(Set exercise) Write out, character for character, the line containing "Parse this screenshot: output" and all lines after it up to the end of the listing.
»»
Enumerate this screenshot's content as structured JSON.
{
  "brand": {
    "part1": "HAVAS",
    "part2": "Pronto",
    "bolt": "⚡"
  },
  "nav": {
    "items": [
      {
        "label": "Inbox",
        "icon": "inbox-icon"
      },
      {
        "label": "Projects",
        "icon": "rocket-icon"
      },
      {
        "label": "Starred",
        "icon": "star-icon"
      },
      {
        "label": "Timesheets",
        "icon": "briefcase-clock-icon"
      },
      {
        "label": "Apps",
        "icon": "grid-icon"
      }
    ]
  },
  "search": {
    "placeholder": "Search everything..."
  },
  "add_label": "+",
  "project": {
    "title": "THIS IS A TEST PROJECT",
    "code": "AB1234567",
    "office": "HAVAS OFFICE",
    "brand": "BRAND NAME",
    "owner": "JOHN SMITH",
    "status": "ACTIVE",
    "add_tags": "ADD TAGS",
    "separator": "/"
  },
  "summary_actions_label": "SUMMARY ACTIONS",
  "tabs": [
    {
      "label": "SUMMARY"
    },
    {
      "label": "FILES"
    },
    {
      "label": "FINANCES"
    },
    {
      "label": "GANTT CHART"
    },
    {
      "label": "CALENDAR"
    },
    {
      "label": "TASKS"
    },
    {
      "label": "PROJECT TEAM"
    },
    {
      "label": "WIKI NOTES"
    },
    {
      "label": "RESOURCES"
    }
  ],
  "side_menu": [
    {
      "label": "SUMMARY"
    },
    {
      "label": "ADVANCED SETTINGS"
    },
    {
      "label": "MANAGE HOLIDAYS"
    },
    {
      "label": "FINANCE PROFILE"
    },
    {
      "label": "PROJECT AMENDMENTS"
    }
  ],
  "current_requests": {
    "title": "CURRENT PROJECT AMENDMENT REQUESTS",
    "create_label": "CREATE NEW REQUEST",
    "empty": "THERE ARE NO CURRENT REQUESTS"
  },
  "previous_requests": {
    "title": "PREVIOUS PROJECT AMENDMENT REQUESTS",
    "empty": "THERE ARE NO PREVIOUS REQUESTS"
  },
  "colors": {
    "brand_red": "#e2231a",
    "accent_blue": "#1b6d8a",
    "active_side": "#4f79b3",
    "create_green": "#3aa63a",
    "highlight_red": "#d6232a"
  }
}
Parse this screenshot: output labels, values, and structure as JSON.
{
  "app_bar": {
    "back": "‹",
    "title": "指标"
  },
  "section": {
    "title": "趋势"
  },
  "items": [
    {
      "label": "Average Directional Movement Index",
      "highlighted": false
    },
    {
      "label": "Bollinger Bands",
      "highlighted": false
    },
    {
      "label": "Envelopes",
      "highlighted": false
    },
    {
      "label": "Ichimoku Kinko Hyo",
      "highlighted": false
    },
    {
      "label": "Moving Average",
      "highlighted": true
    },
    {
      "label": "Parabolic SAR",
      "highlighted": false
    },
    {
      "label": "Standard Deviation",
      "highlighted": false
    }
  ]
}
««
(Written solution)
Parse this screenshot: output labels, values, and structure as JSON.
{
  "app_bar": {
    "back": "‹",
    "title": "指标"
  },
  "section": {
    "title": "趋势"
  },
  "items": [
    {
      "label": "Average Directional Movement Index",
      "highlighted": false
    },
    {
      "label": "Bollinger Bands",
      "highlighted": false
    },
    {
      "label": "Envelopes",
      "highlighted": false
    },
    {
      "label": "Ichimoku Kinko Hyo",
      "highlighted": false
    },
    {
      "label": "Moving Average",
      "highlighted": true
    },
    {
      "label": "Parabolic SAR",
      "highlighted": false
    },
    {
      "label": "Standard Deviation",
      "highlighted": false
    }
  ]
}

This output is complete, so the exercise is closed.